[Stored rows]
== == ==

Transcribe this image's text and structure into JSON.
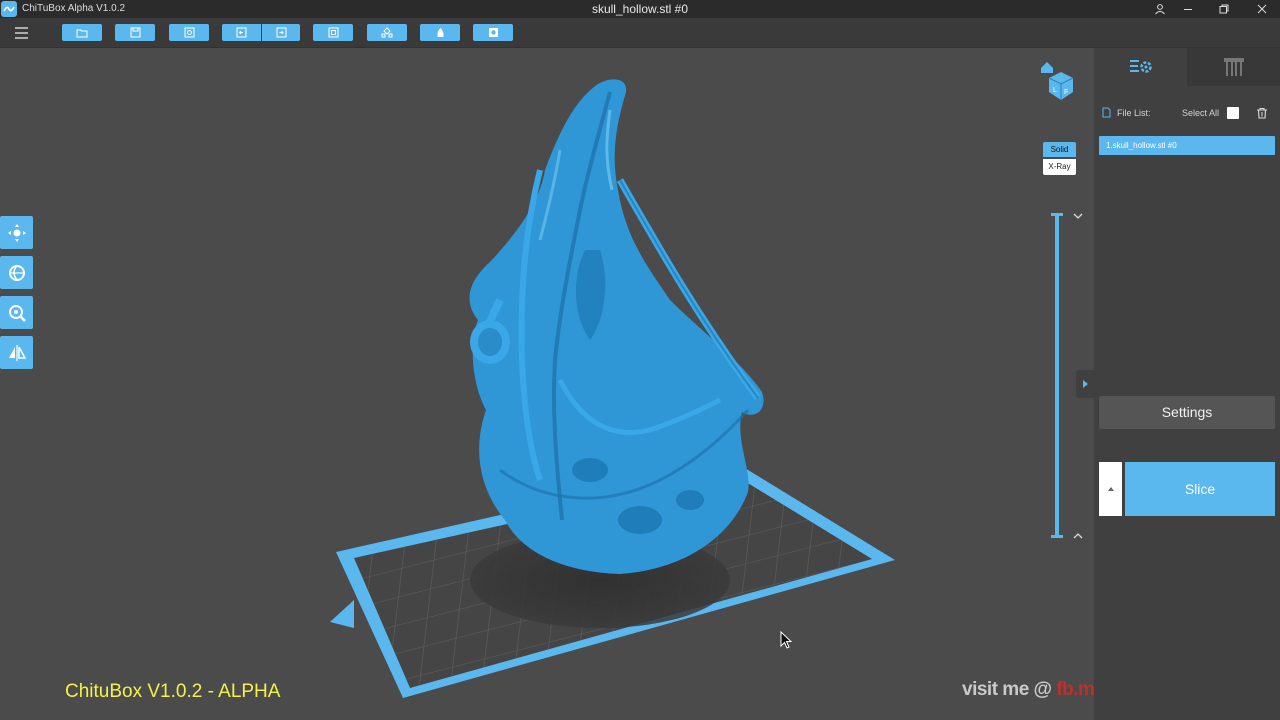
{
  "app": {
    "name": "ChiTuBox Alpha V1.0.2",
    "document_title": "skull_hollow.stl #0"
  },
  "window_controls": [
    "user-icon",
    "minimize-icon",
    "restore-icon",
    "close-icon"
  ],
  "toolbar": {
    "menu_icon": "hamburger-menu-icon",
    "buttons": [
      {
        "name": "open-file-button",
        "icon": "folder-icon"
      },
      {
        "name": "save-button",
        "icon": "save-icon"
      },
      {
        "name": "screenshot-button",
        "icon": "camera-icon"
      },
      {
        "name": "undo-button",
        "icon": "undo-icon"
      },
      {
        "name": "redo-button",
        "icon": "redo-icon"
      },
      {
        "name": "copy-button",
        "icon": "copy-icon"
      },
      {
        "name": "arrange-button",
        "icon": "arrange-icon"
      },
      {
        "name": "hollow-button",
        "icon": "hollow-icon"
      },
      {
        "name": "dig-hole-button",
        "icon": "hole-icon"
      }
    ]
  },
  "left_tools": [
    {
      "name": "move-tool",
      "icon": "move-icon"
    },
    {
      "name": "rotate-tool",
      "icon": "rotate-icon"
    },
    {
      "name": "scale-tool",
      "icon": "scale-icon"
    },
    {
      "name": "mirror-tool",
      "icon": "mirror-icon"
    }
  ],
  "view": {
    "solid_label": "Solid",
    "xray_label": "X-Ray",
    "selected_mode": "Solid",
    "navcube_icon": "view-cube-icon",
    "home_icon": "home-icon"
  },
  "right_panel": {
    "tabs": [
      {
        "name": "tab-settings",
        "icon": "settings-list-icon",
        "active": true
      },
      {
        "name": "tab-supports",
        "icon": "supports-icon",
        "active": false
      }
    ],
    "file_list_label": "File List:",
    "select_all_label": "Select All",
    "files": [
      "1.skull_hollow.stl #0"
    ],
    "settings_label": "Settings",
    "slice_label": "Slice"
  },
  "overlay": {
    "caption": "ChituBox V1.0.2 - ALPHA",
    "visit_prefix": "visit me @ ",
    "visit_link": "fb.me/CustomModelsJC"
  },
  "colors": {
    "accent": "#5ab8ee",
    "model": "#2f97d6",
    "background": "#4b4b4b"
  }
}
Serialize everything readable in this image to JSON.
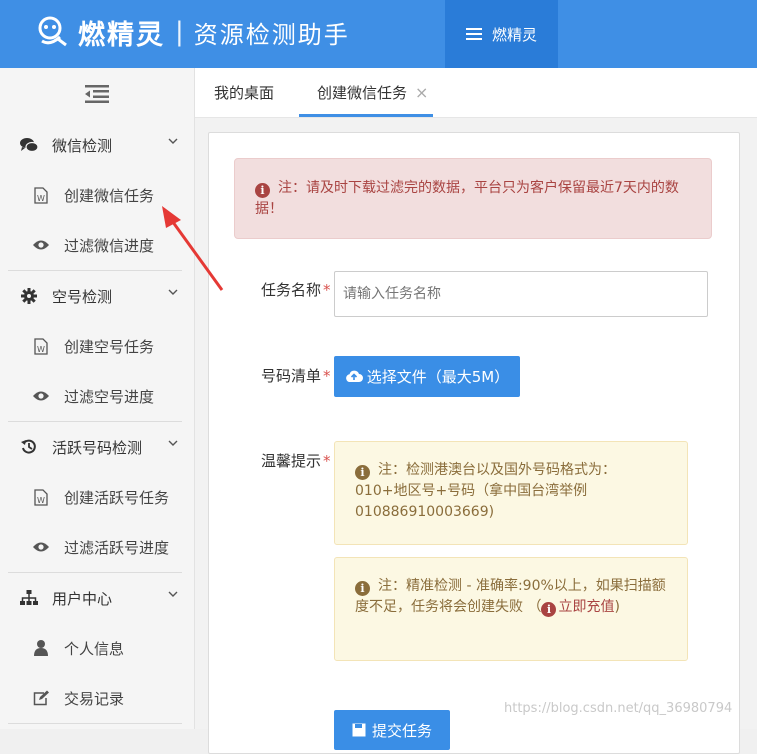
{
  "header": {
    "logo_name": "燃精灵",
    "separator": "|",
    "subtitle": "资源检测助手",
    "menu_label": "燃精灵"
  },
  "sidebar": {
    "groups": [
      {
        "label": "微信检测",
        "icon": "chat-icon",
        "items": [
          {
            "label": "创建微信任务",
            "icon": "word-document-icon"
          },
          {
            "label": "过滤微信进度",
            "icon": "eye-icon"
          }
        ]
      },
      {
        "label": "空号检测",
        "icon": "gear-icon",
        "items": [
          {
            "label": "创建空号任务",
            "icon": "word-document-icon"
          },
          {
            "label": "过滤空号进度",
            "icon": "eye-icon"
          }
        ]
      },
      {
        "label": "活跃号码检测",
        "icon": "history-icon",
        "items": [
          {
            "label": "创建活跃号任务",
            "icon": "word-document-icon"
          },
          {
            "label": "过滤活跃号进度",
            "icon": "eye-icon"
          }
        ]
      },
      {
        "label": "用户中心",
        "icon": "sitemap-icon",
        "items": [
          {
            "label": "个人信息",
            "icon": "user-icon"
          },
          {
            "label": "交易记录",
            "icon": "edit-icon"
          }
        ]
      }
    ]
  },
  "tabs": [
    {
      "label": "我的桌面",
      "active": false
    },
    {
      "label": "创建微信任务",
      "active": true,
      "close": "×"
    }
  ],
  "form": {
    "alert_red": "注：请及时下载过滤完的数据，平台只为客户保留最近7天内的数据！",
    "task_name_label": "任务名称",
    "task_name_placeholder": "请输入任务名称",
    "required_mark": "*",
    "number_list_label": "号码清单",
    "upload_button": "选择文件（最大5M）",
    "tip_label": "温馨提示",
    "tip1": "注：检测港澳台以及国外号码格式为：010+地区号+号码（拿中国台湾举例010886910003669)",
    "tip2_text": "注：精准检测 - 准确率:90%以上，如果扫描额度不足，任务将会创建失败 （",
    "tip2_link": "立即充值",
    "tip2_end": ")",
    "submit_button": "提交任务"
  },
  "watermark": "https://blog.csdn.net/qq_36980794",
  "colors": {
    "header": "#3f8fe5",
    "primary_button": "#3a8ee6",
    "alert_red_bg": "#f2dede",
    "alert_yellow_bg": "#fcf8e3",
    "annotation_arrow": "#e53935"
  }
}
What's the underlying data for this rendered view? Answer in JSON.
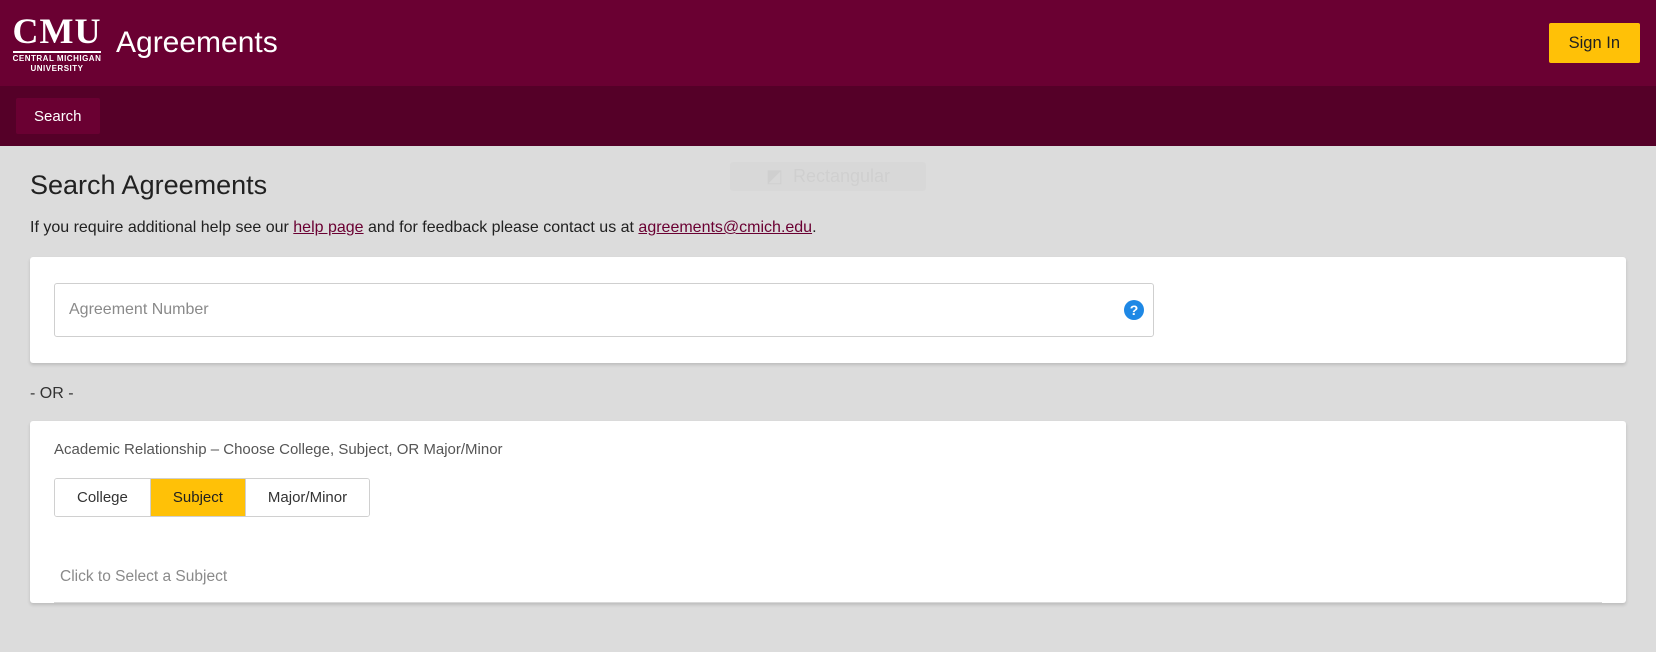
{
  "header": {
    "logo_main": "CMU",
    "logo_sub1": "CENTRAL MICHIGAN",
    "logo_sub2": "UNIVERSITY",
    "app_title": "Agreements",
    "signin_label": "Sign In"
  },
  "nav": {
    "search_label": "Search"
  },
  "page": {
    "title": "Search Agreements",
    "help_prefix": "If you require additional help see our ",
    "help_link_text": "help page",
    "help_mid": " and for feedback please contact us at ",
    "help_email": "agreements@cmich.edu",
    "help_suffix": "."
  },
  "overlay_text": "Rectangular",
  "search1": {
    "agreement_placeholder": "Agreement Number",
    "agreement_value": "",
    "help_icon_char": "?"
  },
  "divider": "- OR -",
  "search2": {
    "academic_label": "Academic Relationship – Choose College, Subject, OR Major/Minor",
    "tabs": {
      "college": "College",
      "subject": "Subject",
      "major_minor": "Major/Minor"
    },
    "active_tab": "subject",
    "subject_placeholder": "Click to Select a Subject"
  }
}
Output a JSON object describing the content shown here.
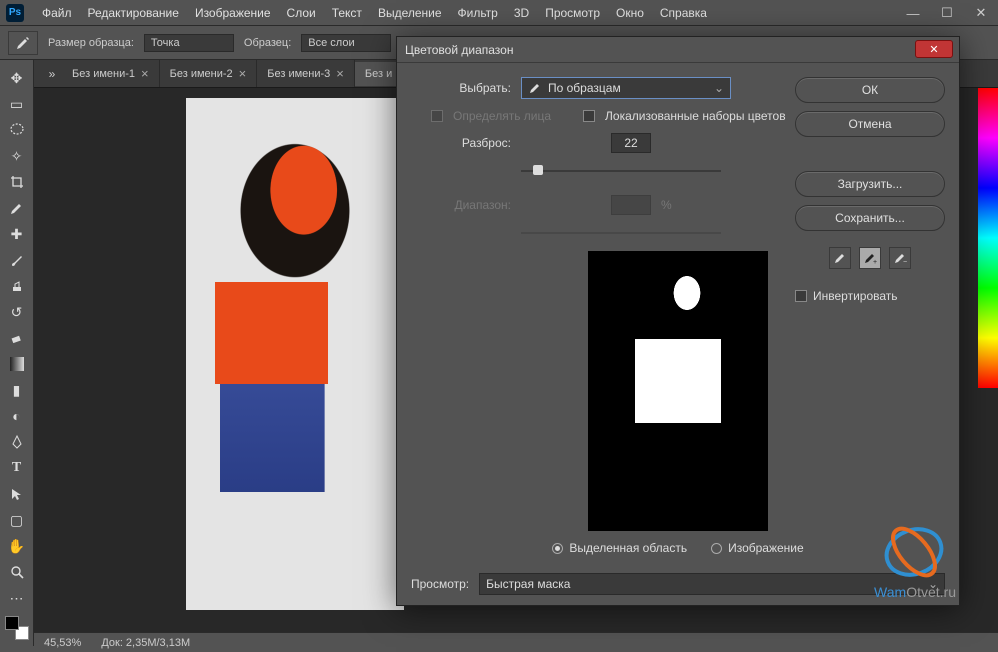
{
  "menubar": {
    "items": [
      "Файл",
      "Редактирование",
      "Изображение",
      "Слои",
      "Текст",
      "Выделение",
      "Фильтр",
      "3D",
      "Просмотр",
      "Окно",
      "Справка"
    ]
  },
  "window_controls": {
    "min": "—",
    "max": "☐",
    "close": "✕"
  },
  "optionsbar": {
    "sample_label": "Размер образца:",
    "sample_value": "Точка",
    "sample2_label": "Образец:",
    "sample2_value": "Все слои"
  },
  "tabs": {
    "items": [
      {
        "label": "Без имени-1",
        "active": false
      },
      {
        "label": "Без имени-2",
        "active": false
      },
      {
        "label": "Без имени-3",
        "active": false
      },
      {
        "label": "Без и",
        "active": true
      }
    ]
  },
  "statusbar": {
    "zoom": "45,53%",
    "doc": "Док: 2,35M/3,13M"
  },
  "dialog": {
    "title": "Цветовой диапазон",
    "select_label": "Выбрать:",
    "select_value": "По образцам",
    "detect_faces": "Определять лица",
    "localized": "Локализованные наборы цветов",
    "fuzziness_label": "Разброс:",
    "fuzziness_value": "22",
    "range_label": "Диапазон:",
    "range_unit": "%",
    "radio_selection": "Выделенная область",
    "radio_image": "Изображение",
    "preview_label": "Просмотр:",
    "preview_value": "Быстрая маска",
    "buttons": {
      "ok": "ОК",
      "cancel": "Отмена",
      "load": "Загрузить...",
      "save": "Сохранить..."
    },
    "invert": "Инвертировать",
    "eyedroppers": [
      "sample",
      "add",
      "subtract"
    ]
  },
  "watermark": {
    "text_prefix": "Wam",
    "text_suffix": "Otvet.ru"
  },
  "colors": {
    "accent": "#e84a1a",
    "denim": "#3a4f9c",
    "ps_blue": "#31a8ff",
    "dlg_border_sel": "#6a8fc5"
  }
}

== == ==

[Exercise goal] Your task is to transcribe all of the records precisely, with no images included.

[Task answer]
Transcribe this image's text and structure into JSON.
{
  "app": {
    "name": "ChiTuBox Alpha V1.0.2",
    "document_title": "skull_hollow.stl #0"
  },
  "window_controls": [
    "user-icon",
    "minimize-icon",
    "restore-icon",
    "close-icon"
  ],
  "toolbar": {
    "menu_icon": "hamburger-menu-icon",
    "buttons": [
      {
        "name": "open-file-button",
        "icon": "folder-icon"
      },
      {
        "name": "save-button",
        "icon": "save-icon"
      },
      {
        "name": "screenshot-button",
        "icon": "camera-icon"
      },
      {
        "name": "undo-button",
        "icon": "undo-icon"
      },
      {
        "name": "redo-button",
        "icon": "redo-icon"
      },
      {
        "name": "copy-button",
        "icon": "copy-icon"
      },
      {
        "name": "arrange-button",
        "icon": "arrange-icon"
      },
      {
        "name": "hollow-button",
        "icon": "hollow-icon"
      },
      {
        "name": "dig-hole-button",
        "icon": "hole-icon"
      }
    ]
  },
  "left_tools": [
    {
      "name": "move-tool",
      "icon": "move-icon"
    },
    {
      "name": "rotate-tool",
      "icon": "rotate-icon"
    },
    {
      "name": "scale-tool",
      "icon": "scale-icon"
    },
    {
      "name": "mirror-tool",
      "icon": "mirror-icon"
    }
  ],
  "view": {
    "solid_label": "Solid",
    "xray_label": "X-Ray",
    "selected_mode": "Solid",
    "navcube_icon": "view-cube-icon",
    "home_icon": "home-icon"
  },
  "right_panel": {
    "tabs": [
      {
        "name": "tab-settings",
        "icon": "settings-list-icon",
        "active": true
      },
      {
        "name": "tab-supports",
        "icon": "supports-icon",
        "active": false
      }
    ],
    "file_list_label": "File List:",
    "select_all_label": "Select All",
    "files": [
      "1.skull_hollow.stl #0"
    ],
    "settings_label": "Settings",
    "slice_label": "Slice"
  },
  "overlay": {
    "caption": "ChituBox V1.0.2 - ALPHA",
    "visit_prefix": "visit me @ ",
    "visit_link": "fb.me/CustomModelsJC"
  },
  "colors": {
    "accent": "#5ab8ee",
    "model": "#2f97d6",
    "background": "#4b4b4b"
  }
}
Serialize everything readable in this image to JSON.
{
  "header": {
    "logo_name": "燃精灵",
    "separator": "|",
    "subtitle": "资源检测助手",
    "menu_label": "燃精灵"
  },
  "sidebar": {
    "groups": [
      {
        "label": "微信检测",
        "icon": "chat-icon",
        "items": [
          {
            "label": "创建微信任务",
            "icon": "word-document-icon"
          },
          {
            "label": "过滤微信进度",
            "icon": "eye-icon"
          }
        ]
      },
      {
        "label": "空号检测",
        "icon": "gear-icon",
        "items": [
          {
            "label": "创建空号任务",
            "icon": "word-document-icon"
          },
          {
            "label": "过滤空号进度",
            "icon": "eye-icon"
          }
        ]
      },
      {
        "label": "活跃号码检测",
        "icon": "history-icon",
        "items": [
          {
            "label": "创建活跃号任务",
            "icon": "word-document-icon"
          },
          {
            "label": "过滤活跃号进度",
            "icon": "eye-icon"
          }
        ]
      },
      {
        "label": "用户中心",
        "icon": "sitemap-icon",
        "items": [
          {
            "label": "个人信息",
            "icon": "user-icon"
          },
          {
            "label": "交易记录",
            "icon": "edit-icon"
          }
        ]
      }
    ]
  },
  "tabs": [
    {
      "label": "我的桌面",
      "active": false
    },
    {
      "label": "创建微信任务",
      "active": true,
      "close": "×"
    }
  ],
  "form": {
    "alert_red": "注：请及时下载过滤完的数据，平台只为客户保留最近7天内的数据！",
    "task_name_label": "任务名称",
    "task_name_placeholder": "请输入任务名称",
    "required_mark": "*",
    "number_list_label": "号码清单",
    "upload_button": "选择文件（最大5M）",
    "tip_label": "温馨提示",
    "tip1": "注：检测港澳台以及国外号码格式为：010+地区号+号码（拿中国台湾举例010886910003669)",
    "tip2_text": "注：精准检测 - 准确率:90%以上，如果扫描额度不足，任务将会创建失败 （",
    "tip2_link": "立即充值",
    "tip2_end": ")",
    "submit_button": "提交任务"
  },
  "watermark": "https://blog.csdn.net/qq_36980794",
  "colors": {
    "header": "#3f8fe5",
    "primary_button": "#3a8ee6",
    "alert_red_bg": "#f2dede",
    "alert_yellow_bg": "#fcf8e3",
    "annotation_arrow": "#e53935"
  }
}
What's the underlying data for this rendered view? Answer in JSON.
{
  "header": {
    "logo_main": "CMU",
    "logo_sub1": "CENTRAL MICHIGAN",
    "logo_sub2": "UNIVERSITY",
    "app_title": "Agreements",
    "signin_label": "Sign In"
  },
  "nav": {
    "search_label": "Search"
  },
  "page": {
    "title": "Search Agreements",
    "help_prefix": "If you require additional help see our ",
    "help_link_text": "help page",
    "help_mid": " and for feedback please contact us at ",
    "help_email": "agreements@cmich.edu",
    "help_suffix": "."
  },
  "overlay_text": "Rectangular",
  "search1": {
    "agreement_placeholder": "Agreement Number",
    "agreement_value": "",
    "help_icon_char": "?"
  },
  "divider": "- OR -",
  "search2": {
    "academic_label": "Academic Relationship – Choose College, Subject, OR Major/Minor",
    "tabs": {
      "college": "College",
      "subject": "Subject",
      "major_minor": "Major/Minor"
    },
    "active_tab": "subject",
    "subject_placeholder": "Click to Select a Subject"
  }
}
Output a JSON object describing the content shown here.
{
  "menubar": {
    "items": [
      "Файл",
      "Редактирование",
      "Изображение",
      "Слои",
      "Текст",
      "Выделение",
      "Фильтр",
      "3D",
      "Просмотр",
      "Окно",
      "Справка"
    ]
  },
  "window_controls": {
    "min": "—",
    "max": "☐",
    "close": "✕"
  },
  "optionsbar": {
    "sample_label": "Размер образца:",
    "sample_value": "Точка",
    "sample2_label": "Образец:",
    "sample2_value": "Все слои"
  },
  "tabs": {
    "items": [
      {
        "label": "Без имени-1",
        "active": false
      },
      {
        "label": "Без имени-2",
        "active": false
      },
      {
        "label": "Без имени-3",
        "active": false
      },
      {
        "label": "Без и",
        "active": true
      }
    ]
  },
  "statusbar": {
    "zoom": "45,53%",
    "doc": "Док: 2,35M/3,13M"
  },
  "dialog": {
    "title": "Цветовой диапазон",
    "select_label": "Выбрать:",
    "select_value": "По образцам",
    "detect_faces": "Определять лица",
    "localized": "Локализованные наборы цветов",
    "fuzziness_label": "Разброс:",
    "fuzziness_value": "22",
    "range_label": "Диапазон:",
    "range_unit": "%",
    "radio_selection": "Выделенная область",
    "radio_image": "Изображение",
    "preview_label": "Просмотр:",
    "preview_value": "Быстрая маска",
    "buttons": {
      "ok": "ОК",
      "cancel": "Отмена",
      "load": "Загрузить...",
      "save": "Сохранить..."
    },
    "invert": "Инвертировать",
    "eyedroppers": [
      "sample",
      "add",
      "subtract"
    ]
  },
  "watermark": {
    "text_prefix": "Wam",
    "text_suffix": "Otvet.ru"
  },
  "colors": {
    "accent": "#e84a1a",
    "denim": "#3a4f9c",
    "ps_blue": "#31a8ff",
    "dlg_border_sel": "#6a8fc5"
  }
}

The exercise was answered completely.